**Task item**. Leaving the images aside, print every record in the material exactly.

##### Record set #####

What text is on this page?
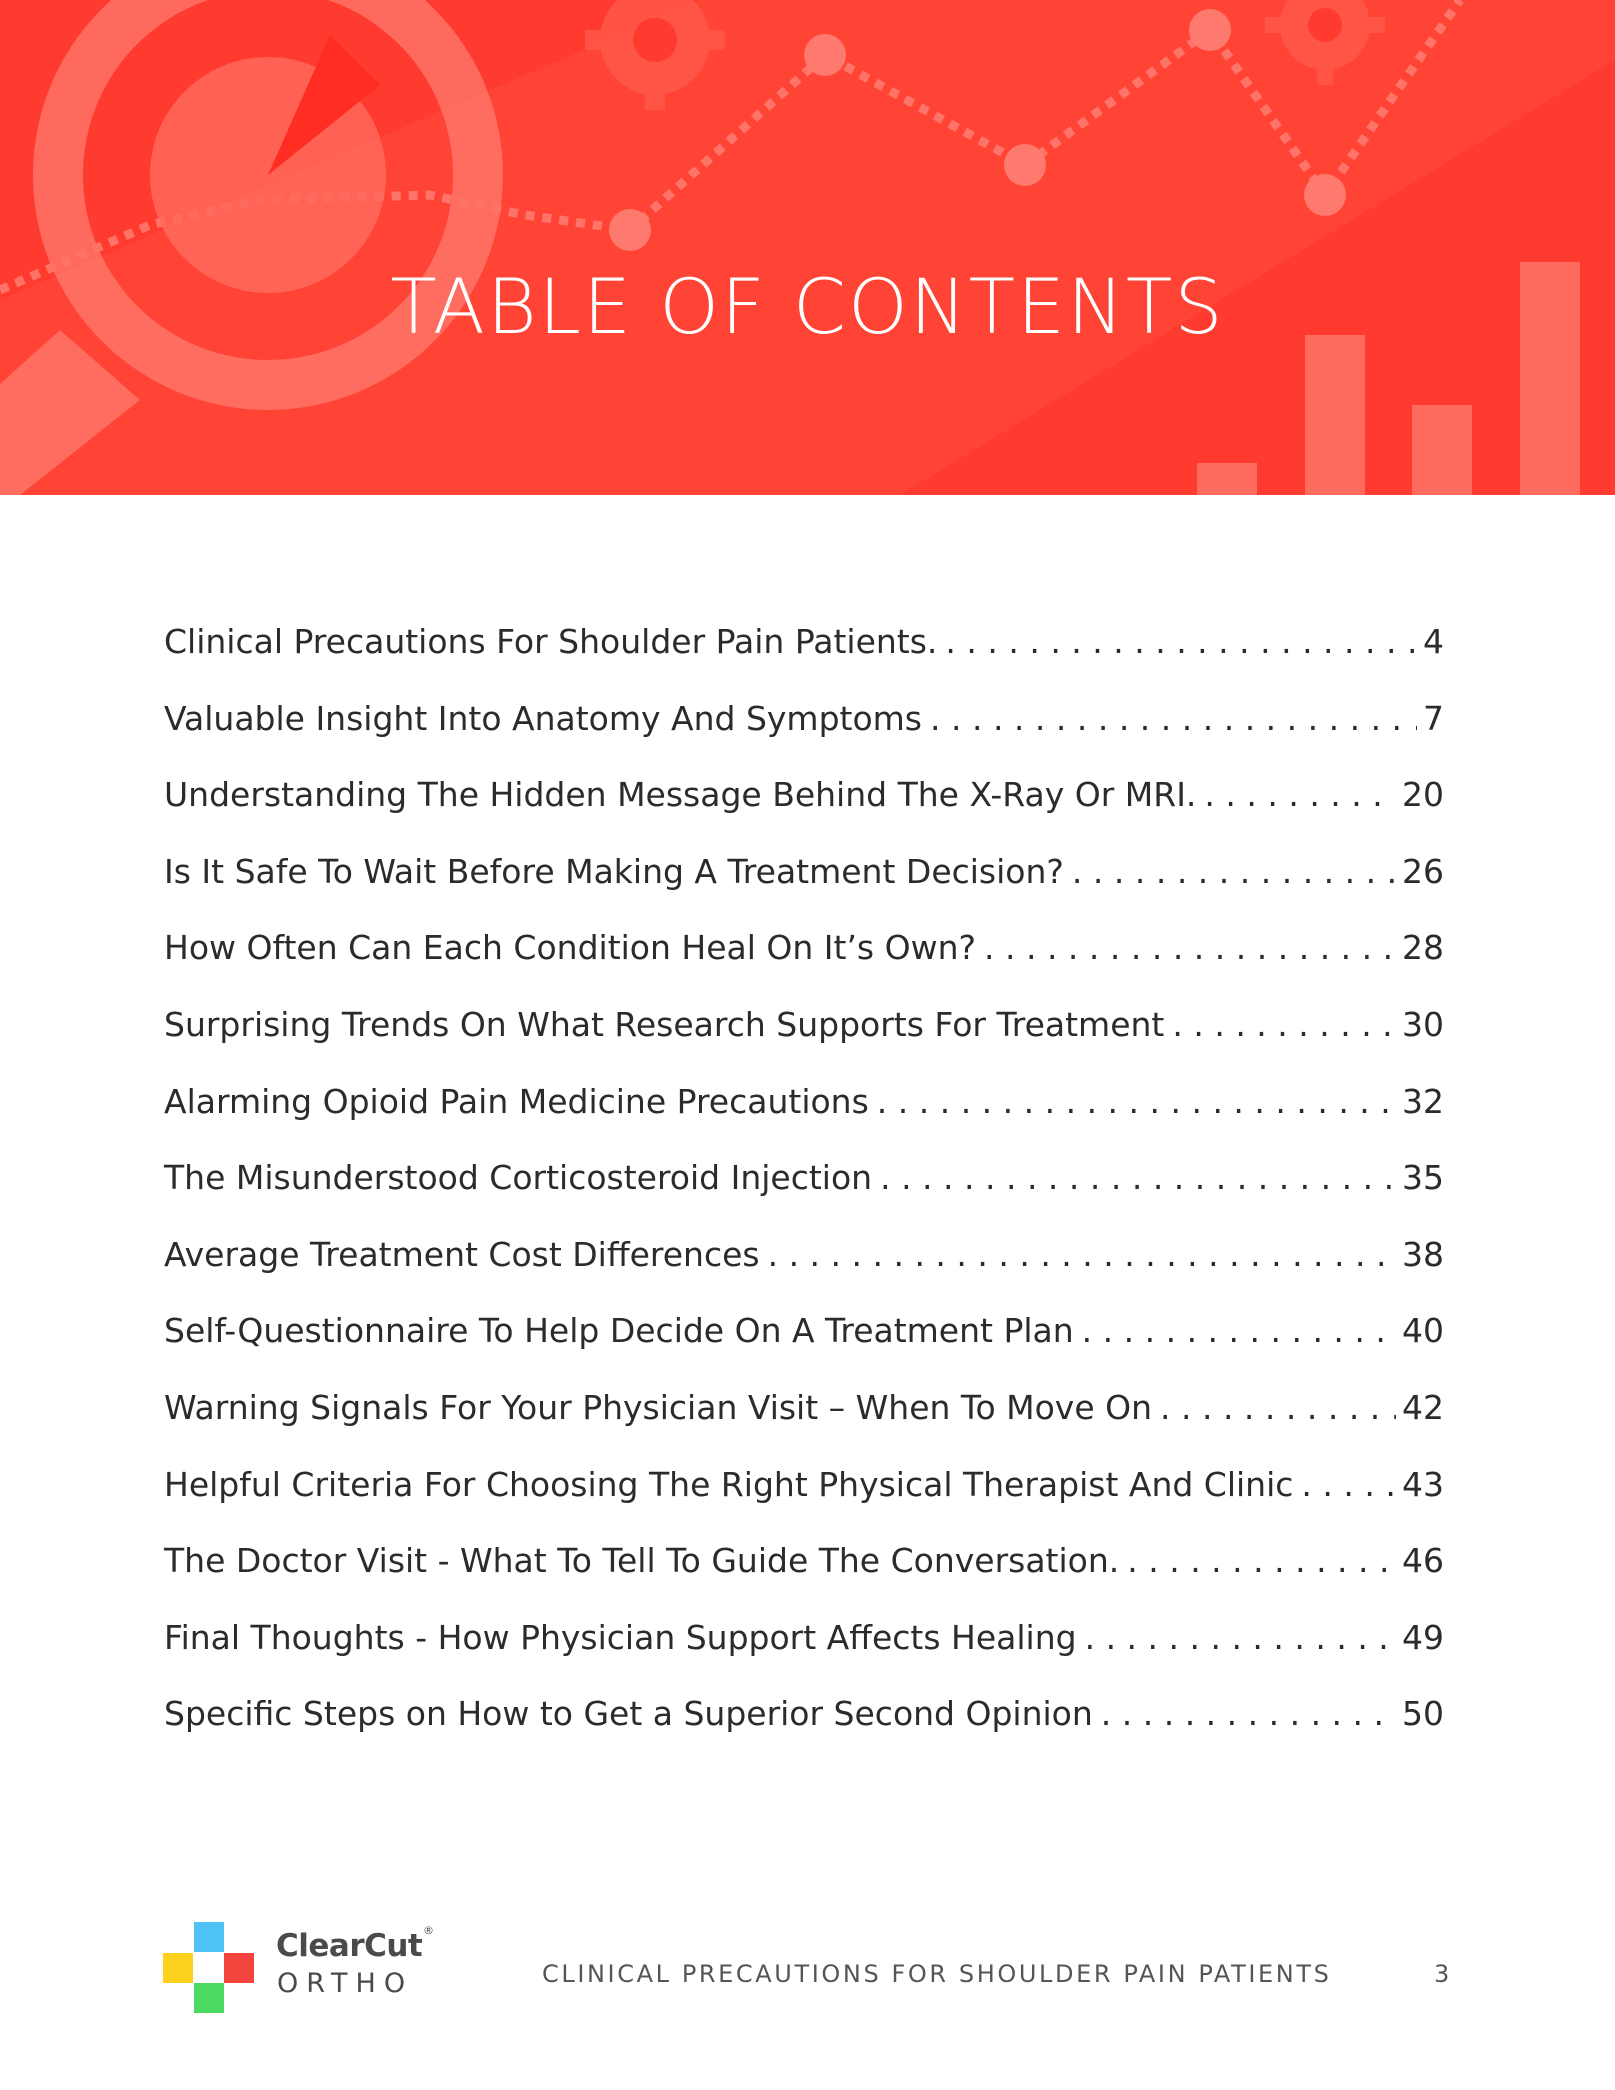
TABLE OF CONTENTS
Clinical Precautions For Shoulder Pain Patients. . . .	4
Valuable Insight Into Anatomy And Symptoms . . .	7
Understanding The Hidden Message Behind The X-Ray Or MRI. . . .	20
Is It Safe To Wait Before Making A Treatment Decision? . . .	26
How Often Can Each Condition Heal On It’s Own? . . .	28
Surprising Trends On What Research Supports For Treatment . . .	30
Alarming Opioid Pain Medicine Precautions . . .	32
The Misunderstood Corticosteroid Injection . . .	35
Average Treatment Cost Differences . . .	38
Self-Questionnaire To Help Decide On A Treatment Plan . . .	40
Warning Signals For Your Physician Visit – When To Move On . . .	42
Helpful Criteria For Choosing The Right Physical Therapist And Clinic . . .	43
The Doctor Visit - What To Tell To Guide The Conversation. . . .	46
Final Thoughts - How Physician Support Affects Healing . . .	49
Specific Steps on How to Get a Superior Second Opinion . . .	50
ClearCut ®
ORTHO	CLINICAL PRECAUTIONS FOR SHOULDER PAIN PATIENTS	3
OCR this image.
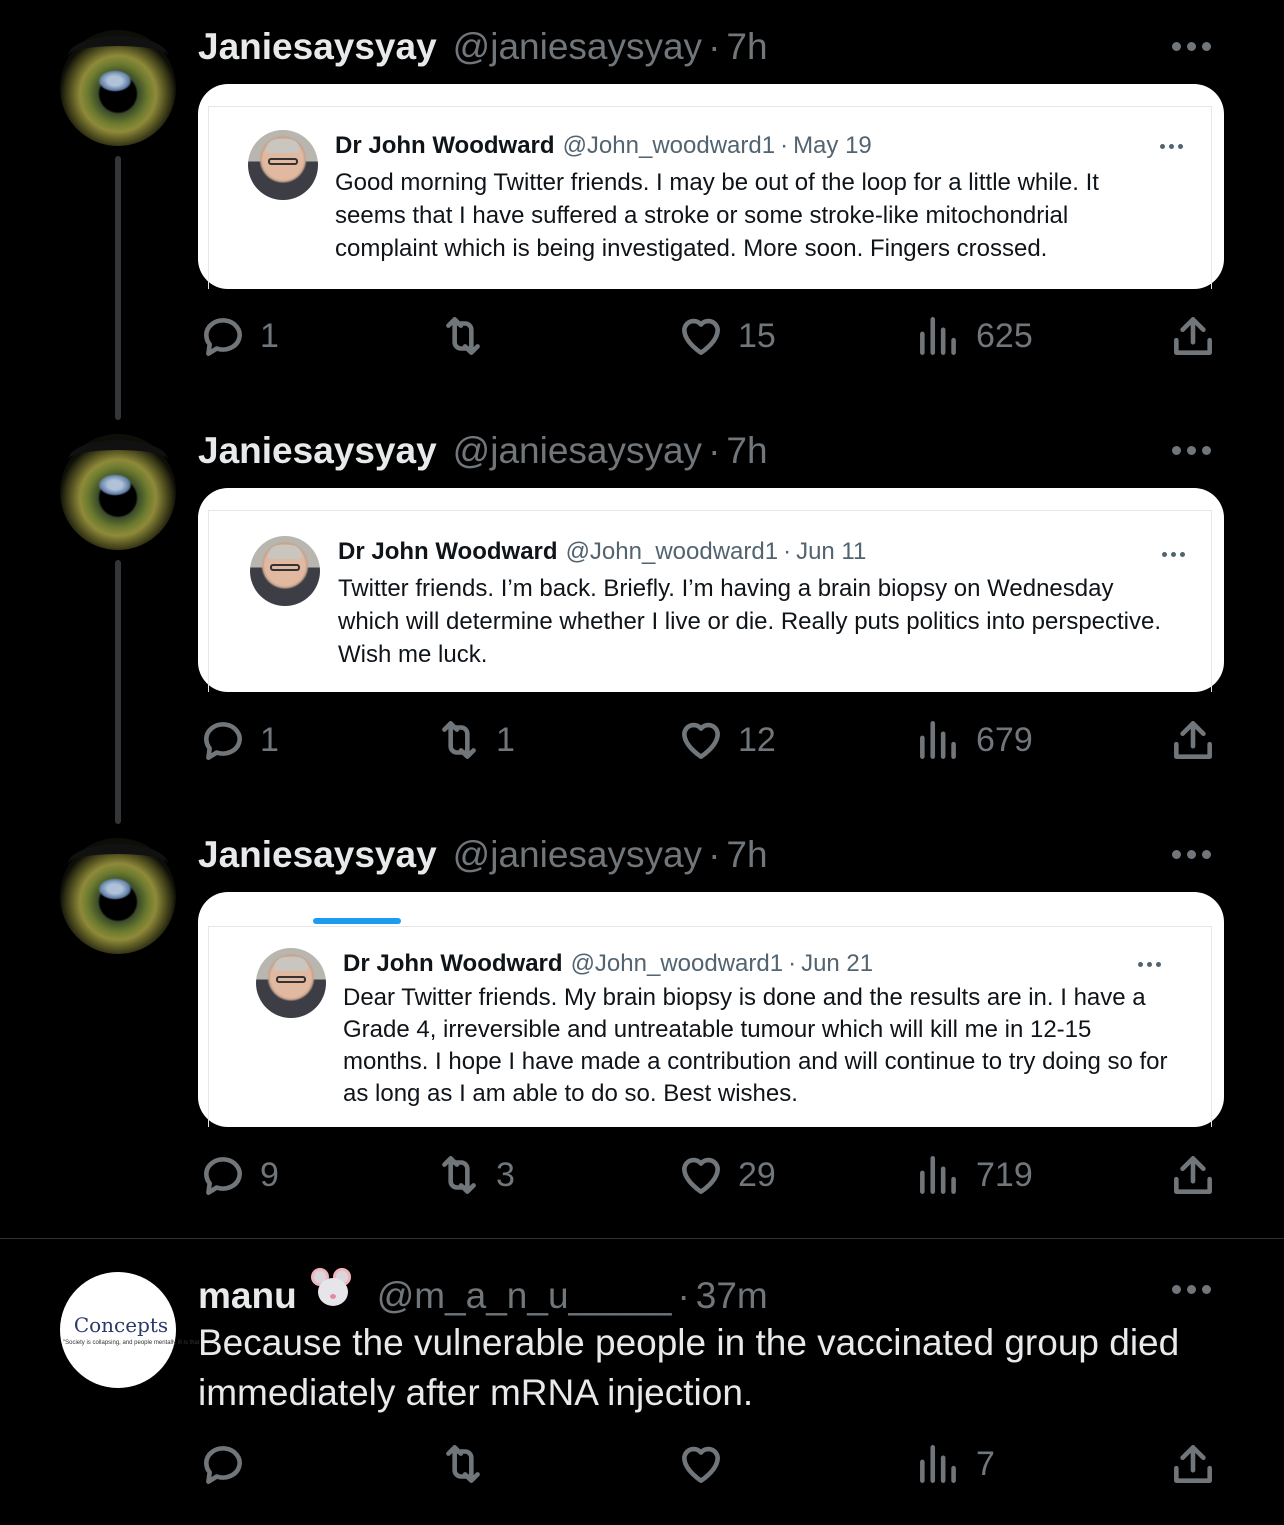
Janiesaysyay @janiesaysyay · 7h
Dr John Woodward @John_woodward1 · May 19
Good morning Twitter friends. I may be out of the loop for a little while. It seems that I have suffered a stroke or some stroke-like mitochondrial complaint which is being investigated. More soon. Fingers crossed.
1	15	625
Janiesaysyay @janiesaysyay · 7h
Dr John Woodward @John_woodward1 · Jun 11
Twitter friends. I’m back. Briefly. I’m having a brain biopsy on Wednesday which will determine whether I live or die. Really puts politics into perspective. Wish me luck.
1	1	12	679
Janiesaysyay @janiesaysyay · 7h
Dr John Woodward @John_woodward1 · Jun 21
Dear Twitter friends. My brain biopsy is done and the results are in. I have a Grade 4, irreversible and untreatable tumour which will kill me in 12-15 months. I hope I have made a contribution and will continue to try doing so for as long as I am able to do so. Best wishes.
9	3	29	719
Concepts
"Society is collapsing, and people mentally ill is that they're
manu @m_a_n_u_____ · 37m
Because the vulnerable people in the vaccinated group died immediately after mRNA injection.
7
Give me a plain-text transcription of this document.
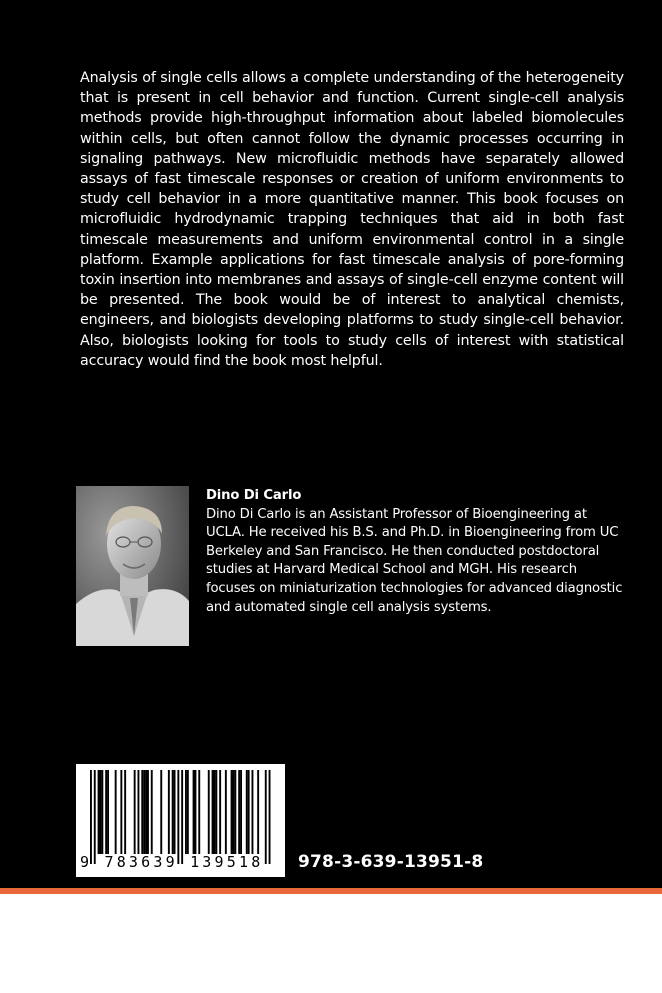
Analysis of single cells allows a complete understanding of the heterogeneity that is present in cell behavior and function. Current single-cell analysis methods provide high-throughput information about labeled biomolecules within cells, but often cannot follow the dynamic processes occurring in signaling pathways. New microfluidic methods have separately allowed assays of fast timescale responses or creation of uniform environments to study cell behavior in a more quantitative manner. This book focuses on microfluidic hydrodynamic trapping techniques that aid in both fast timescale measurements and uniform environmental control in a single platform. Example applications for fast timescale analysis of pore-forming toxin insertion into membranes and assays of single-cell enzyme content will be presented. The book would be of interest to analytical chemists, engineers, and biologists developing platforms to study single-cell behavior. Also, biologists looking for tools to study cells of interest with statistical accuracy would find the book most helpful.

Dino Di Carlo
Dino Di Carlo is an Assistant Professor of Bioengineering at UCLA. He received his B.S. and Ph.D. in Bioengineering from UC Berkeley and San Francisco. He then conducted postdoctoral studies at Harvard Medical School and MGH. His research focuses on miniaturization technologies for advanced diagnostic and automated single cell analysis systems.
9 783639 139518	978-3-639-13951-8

#####

**Answer space**.
What text is on this page?
TABLE OF CONTENTS
Clinical Precautions For Shoulder Pain Patients. . . .	4
Valuable Insight Into Anatomy And Symptoms . . .	7
Understanding The Hidden Message Behind The X-Ray Or MRI. . . .	20
Is It Safe To Wait Before Making A Treatment Decision? . . .	26
How Often Can Each Condition Heal On It’s Own? . . .	28
Surprising Trends On What Research Supports For Treatment . . .	30
Alarming Opioid Pain Medicine Precautions . . .	32
The Misunderstood Corticosteroid Injection . . .	35
Average Treatment Cost Differences . . .	38
Self-Questionnaire To Help Decide On A Treatment Plan . . .	40
Warning Signals For Your Physician Visit – When To Move On . . .	42
Helpful Criteria For Choosing The Right Physical Therapist And Clinic . . .	43
The Doctor Visit - What To Tell To Guide The Conversation. . . .	46
Final Thoughts - How Physician Support Affects Healing . . .	49
Specific Steps on How to Get a Superior Second Opinion . . .	50
ClearCut ®
ORTHO	CLINICAL PRECAUTIONS FOR SHOULDER PAIN PATIENTS	3
OCR this image.
Janiesaysyay @janiesaysyay · 7h
Dr John Woodward @John_woodward1 · May 19
Good morning Twitter friends. I may be out of the loop for a little while. It seems that I have suffered a stroke or some stroke-like mitochondrial complaint which is being investigated. More soon. Fingers crossed.
1	15	625
Janiesaysyay @janiesaysyay · 7h
Dr John Woodward @John_woodward1 · Jun 11
Twitter friends. I’m back. Briefly. I’m having a brain biopsy on Wednesday which will determine whether I live or die. Really puts politics into perspective. Wish me luck.
1	1	12	679
Janiesaysyay @janiesaysyay · 7h
Dr John Woodward @John_woodward1 · Jun 21
Dear Twitter friends. My brain biopsy is done and the results are in. I have a Grade 4, irreversible and untreatable tumour which will kill me in 12-15 months. I hope I have made a contribution and will continue to try doing so for as long as I am able to do so. Best wishes.
9	3	29	719
Concepts
"Society is collapsing, and people mentally ill is that they're
manu @m_a_n_u_____ · 37m
Because the vulnerable people in the vaccinated group died immediately after mRNA injection.
7
Give me a plain-text transcription of this document.
Analysis of single cells allows a complete understanding of the heterogeneity that is present in cell behavior and function. Current single-cell analysis methods provide high-throughput information about labeled biomolecules within cells, but often cannot follow the dynamic processes occurring in signaling pathways. New microfluidic methods have separately allowed assays of fast timescale responses or creation of uniform environments to study cell behavior in a more quantitative manner. This book focuses on microfluidic hydrodynamic trapping techniques that aid in both fast timescale measurements and uniform environmental control in a single platform. Example applications for fast timescale analysis of pore-forming toxin insertion into membranes and assays of single-cell enzyme content will be presented. The book would be of interest to analytical chemists, engineers, and biologists developing platforms to study single-cell behavior. Also, biologists looking for tools to study cells of interest with statistical accuracy would find the book most helpful.

Dino Di Carlo
Dino Di Carlo is an Assistant Professor of Bioengineering at UCLA. He received his B.S. and Ph.D. in Bioengineering from UC Berkeley and San Francisco. He then conducted postdoctoral studies at Harvard Medical School and MGH. His research focuses on miniaturization technologies for advanced diagnostic and automated single cell analysis systems.
9 783639 139518	978-3-639-13951-8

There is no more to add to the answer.